■ Exercise set:
- 1) Answer these questions about the turkey-rescue dialogue:
(a) Where do the speakers plan to take the turkeys?
(b) Who is sleeping on the porch?
(c) What reply is given when someone asks for the password?
- 2) Write the next several subtitle lines of the turkey-rescue dialogue, picking up right after its final line.

■ Text block:
◆ ◆ ◆ ◆ ◆
Oh, my God! How sad.

No in memumoriam!
We must save Fred!

And Alex! And Marvin!

And Jeff Conaway!

Are those
really the turkeys' names?

I didn't see
whatever you saw.

Okay, we'll break out the
turkeys tonight and hide them.

Then, tomorrow
when everyone's at the parade,

we'll take them to the
Goochland Turkey Preserve.

You and I would
make good cats.

Stay focused,
but I do agree with you.

Meow, meow.

Damn it!

Whew.

Hello, friend.

When you sh*t me,

you saved my life.

And now I shall
return the favor.

Freedom!

Shut the up, man!

You're right.

Let's stick to the plan and get
these guys to the safe house.

And make sure Lester
doesn't see us

or else he'll k*ll us
in the faces.

Oh! Round 'em up, Junior.

But how are we going
to get them to follow us?

You just leave that to you.

Our garage.

Underground Railroad.

We're coming.

Shh. Be quiet.

Mr. Barkington's
sleeping on the porch.

Hey!

Hey! Hey! Hey! Hey! Hey!

Hey! Hey!

Password?

Knock-knock-a-roonie-doonie.

Exact-a-rooonie-boonie!

Hello!

Whoa!

Let's go!

Safe at last.

Keep these suckers
in here for the night.

Y'all lay low in here
for a little while.
◆ ◆ ◆ ◆ ◆
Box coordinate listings

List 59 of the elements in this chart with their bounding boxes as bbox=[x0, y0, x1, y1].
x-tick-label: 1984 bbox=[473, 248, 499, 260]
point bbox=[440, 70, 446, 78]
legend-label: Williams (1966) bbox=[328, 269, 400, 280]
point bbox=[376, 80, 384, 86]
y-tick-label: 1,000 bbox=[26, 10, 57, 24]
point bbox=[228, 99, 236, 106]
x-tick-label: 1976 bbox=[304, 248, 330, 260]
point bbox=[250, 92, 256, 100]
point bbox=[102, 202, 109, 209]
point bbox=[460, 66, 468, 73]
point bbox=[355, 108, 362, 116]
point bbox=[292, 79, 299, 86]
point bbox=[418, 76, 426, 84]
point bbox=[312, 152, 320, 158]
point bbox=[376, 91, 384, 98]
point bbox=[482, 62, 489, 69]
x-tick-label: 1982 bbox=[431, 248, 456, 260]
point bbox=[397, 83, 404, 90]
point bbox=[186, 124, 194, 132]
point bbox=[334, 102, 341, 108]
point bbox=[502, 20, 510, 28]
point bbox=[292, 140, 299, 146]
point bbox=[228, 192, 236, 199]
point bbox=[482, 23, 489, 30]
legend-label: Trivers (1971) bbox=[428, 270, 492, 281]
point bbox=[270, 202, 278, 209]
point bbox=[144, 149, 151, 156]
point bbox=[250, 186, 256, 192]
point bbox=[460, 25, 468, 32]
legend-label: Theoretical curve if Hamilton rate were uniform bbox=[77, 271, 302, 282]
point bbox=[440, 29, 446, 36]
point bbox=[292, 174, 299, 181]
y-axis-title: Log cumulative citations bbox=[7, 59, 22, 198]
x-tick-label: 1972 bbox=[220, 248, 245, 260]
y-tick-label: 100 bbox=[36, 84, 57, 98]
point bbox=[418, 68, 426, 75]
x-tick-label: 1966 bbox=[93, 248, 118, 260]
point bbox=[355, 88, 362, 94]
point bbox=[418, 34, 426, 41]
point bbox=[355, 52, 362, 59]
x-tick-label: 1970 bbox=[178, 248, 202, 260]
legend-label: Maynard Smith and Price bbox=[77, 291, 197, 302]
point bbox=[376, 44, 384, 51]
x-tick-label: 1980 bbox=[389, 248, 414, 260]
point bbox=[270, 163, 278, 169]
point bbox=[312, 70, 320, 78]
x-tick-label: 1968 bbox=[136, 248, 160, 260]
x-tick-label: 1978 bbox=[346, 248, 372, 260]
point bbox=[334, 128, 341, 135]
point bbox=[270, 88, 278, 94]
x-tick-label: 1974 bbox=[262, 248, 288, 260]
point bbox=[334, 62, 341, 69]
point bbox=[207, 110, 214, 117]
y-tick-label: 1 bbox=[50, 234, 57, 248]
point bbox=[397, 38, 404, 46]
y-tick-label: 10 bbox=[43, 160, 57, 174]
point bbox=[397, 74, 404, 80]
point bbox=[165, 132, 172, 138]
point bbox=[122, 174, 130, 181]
◆ ◆ ◆ ◆ ◆
■ Responses in order:
- 1)
(a) The Goochland Turkey Preserve.
(b) Mr. Barkington.
(c) "Knock-knock-a-roonie-doonie."

- 2)
I'll come back
with some pizzas.

Y'all fine with Papa John?

You know what?

We're bringing them peanut
butter and jelly sandwiches.

Them dumb birds...
don't know the difference.

Ooh...

No, no, no, no, no, no, no!

How are we gonna
sneak out those birds?

I just got an idea...

and lost it,
and now it's back...

and I should write it down
before I forget again...

Damn it. What was it?
Give me a second...

Got it! Wait, lost it...

A-ha!

Rallo! It's almost time
for the parade

and our float's been
completely trashed!

We're screwed!

Oh, yeah, yeah, I trashed it.

Because you trashed my dream

of making a float with my
mother's love and support!

Oh, Rallo, what have I done?

I know! I'm your son!

That should be more important
than any old contest!

No!

I mean,
I set Arianna's float on fire!

Oh, baby, I'm so sorry.

I never should
have let you down.

I'm going to run
to the store

and buy all the
googly eyes they have!

Oh, the bear-manity!

Lester!

Hello, Cleveland.

Did you hear somebody stole
all my turkeys last night?

No. How are you?

Fine.

Midmorning's kind of
a funny time

to be hanging out
near your garage.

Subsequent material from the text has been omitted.